■ Aim ■
Begin at the first of the lines below and stop after the one that contains "text-line: 다음은 편미분". Give those lines as a numbered list, leaving out any blank ones.

■ Records supplied ■

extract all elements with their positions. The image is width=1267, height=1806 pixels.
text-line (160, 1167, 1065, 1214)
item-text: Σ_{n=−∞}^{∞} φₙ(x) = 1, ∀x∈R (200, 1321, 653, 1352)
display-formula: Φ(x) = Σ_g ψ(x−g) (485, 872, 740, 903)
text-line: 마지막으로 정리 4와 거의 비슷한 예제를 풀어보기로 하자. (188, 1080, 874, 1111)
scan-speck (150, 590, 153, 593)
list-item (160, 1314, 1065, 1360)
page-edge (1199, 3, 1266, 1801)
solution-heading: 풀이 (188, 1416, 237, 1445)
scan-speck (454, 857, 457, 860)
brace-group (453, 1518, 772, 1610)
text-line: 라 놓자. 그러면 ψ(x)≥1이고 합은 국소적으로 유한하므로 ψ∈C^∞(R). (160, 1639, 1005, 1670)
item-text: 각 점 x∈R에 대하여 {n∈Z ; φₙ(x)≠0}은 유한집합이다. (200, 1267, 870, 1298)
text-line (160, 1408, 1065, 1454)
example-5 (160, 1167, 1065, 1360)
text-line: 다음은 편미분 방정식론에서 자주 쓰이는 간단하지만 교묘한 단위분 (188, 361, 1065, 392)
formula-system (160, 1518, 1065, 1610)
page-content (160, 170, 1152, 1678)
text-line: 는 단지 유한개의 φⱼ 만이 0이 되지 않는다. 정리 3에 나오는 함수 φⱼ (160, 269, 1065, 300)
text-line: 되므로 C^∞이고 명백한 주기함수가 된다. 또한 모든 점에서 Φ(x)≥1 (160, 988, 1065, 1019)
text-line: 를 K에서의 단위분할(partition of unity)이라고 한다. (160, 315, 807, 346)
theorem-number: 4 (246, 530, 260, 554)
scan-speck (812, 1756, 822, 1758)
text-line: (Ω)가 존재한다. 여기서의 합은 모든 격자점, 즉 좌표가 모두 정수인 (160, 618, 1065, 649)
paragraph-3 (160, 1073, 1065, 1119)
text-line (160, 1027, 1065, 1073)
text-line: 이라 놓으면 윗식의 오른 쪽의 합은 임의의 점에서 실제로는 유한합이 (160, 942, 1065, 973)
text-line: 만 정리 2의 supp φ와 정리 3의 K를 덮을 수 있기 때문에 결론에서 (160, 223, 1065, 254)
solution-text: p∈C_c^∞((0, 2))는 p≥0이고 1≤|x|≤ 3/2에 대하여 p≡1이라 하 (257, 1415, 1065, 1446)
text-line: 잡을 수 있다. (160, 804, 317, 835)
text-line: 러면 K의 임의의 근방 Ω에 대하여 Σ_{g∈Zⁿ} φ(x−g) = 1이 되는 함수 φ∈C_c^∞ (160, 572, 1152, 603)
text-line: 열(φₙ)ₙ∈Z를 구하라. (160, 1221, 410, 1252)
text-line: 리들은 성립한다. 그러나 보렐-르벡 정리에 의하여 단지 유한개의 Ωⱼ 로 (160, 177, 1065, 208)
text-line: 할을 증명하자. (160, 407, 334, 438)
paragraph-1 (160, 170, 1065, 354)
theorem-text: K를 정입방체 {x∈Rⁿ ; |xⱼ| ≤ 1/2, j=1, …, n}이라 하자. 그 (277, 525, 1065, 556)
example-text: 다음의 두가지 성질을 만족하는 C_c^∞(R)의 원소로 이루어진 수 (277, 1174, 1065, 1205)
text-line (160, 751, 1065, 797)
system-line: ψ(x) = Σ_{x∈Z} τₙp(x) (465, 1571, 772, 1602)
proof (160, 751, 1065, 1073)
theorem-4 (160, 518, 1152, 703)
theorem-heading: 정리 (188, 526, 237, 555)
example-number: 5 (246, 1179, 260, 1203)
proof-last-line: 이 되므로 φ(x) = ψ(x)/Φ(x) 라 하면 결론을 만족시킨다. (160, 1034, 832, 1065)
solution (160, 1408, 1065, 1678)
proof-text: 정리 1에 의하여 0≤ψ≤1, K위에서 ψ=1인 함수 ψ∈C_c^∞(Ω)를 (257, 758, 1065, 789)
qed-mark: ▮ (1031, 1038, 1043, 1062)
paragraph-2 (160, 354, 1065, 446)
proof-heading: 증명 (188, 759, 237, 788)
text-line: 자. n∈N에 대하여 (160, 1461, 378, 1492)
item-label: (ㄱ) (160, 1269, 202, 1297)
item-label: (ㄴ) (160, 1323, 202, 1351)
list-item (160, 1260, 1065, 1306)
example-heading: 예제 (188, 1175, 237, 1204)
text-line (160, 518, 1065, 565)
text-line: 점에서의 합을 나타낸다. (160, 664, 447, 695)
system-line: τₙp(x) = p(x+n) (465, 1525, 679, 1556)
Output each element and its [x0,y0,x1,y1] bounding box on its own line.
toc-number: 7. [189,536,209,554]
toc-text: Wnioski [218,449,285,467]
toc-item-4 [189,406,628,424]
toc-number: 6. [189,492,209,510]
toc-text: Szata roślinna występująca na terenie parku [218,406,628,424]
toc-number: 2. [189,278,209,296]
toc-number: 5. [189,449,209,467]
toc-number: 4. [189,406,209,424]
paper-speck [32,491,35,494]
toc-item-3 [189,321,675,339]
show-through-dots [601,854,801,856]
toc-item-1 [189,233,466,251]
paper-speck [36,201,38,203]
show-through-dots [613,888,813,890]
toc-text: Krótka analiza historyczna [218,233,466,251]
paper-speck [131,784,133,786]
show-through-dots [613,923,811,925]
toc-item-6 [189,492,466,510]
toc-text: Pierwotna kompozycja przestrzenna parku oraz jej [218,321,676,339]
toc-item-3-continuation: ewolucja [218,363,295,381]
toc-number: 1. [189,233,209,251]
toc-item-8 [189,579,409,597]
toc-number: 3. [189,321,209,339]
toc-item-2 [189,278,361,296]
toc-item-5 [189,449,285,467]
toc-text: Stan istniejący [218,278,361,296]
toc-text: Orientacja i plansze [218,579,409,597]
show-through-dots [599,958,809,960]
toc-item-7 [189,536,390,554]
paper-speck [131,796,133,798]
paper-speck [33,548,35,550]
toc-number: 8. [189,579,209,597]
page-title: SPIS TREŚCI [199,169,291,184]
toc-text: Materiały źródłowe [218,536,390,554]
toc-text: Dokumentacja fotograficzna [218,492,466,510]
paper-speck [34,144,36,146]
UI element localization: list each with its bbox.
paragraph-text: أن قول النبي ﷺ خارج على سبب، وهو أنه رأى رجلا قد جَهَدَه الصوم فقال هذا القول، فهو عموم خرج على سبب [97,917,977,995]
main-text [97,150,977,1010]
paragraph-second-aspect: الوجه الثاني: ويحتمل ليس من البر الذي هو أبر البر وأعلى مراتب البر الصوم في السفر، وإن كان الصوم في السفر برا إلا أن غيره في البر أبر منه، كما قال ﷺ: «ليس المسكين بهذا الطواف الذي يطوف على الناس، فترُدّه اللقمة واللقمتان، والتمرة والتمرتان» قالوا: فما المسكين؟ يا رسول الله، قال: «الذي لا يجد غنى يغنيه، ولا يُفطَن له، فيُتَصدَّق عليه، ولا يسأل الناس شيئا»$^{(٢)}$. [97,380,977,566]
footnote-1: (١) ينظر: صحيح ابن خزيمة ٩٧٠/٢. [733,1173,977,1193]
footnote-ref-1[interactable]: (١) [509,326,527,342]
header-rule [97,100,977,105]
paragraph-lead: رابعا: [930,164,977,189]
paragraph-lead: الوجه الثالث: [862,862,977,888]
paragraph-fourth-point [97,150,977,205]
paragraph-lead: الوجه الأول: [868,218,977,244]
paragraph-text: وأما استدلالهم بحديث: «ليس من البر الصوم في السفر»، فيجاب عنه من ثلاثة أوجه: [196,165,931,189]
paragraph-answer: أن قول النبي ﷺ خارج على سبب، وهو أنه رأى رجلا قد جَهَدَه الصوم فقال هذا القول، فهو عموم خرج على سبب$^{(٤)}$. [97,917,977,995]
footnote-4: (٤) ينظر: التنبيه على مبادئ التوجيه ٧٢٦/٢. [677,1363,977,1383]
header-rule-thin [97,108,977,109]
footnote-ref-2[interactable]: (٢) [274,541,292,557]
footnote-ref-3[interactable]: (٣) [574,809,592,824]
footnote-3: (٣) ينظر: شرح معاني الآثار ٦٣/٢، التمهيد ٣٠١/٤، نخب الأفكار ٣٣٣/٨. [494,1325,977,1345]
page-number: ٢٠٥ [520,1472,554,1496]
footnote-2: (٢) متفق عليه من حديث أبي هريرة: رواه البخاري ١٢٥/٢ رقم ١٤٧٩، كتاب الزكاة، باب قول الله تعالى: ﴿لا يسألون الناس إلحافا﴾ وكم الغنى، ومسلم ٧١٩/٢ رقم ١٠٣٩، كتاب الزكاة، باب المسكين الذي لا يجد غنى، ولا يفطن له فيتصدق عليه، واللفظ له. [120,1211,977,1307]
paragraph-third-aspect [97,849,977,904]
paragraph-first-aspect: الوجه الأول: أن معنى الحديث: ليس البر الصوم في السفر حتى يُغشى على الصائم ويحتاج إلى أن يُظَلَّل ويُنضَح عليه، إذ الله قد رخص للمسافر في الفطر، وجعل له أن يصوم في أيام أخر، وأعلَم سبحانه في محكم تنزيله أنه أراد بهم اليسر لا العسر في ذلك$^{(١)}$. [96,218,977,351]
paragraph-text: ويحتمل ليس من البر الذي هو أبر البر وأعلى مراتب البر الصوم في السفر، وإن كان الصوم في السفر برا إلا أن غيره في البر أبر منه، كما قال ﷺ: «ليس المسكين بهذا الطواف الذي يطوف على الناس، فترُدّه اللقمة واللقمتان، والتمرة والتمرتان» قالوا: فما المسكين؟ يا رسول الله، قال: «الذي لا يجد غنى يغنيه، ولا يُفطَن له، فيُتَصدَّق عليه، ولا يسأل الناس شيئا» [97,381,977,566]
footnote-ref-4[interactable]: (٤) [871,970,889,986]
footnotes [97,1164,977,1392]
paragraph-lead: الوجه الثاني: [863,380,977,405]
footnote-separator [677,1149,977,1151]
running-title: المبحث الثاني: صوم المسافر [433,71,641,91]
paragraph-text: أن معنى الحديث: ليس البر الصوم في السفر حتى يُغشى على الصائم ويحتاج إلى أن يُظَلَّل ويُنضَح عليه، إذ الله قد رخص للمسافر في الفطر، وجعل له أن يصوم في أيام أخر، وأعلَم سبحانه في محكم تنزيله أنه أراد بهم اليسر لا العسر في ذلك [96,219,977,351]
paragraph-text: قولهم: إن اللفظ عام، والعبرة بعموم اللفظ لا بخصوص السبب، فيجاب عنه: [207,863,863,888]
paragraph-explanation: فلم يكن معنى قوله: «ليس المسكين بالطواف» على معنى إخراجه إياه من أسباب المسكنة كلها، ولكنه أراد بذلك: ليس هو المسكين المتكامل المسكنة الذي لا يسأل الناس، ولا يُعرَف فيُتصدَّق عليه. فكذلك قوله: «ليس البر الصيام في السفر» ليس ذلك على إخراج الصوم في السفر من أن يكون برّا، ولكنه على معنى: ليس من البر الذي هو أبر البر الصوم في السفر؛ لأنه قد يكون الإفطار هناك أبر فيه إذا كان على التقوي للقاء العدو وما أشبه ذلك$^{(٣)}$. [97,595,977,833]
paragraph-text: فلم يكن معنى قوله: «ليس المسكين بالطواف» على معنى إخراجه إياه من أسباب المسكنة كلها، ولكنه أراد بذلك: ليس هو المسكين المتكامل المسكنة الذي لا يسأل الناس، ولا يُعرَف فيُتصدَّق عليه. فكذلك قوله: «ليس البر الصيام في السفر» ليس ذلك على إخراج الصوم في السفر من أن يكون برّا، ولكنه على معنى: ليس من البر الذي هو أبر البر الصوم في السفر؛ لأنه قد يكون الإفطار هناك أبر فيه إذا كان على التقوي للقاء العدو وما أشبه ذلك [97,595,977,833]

■ Written reply ■
1. extract all elements with their positions. The image is width=1267, height=1806 pixels.
2. text-line (160, 1167, 1065, 1214)
3. item-text: Σ_{n=−∞}^{∞} φₙ(x) = 1, ∀x∈R (200, 1321, 653, 1352)
4. display-formula: Φ(x) = Σ_g ψ(x−g) (485, 872, 740, 903)
5. text-line: 마지막으로 정리 4와 거의 비슷한 예제를 풀어보기로 하자. (188, 1080, 874, 1111)
6. scan-speck (150, 590, 153, 593)
7. list-item (160, 1314, 1065, 1360)
8. page-edge (1199, 3, 1266, 1801)
9. solution-heading: 풀이 (188, 1416, 237, 1445)
10. scan-speck (454, 857, 457, 860)
11. brace-group (453, 1518, 772, 1610)
12. text-line: 라 놓자. 그러면 ψ(x)≥1이고 합은 국소적으로 유한하므로 ψ∈C^∞(R). (160, 1639, 1005, 1670)
13. item-text: 각 점 x∈R에 대하여 {n∈Z ; φₙ(x)≠0}은 유한집합이다. (200, 1267, 870, 1298)
14. text-line (160, 1408, 1065, 1454)
15. example-5 (160, 1167, 1065, 1360)
16. text-line: 다음은 편미분 방정식론에서 자주 쓰이는 간단하지만 교묘한 단위분 (188, 361, 1065, 392)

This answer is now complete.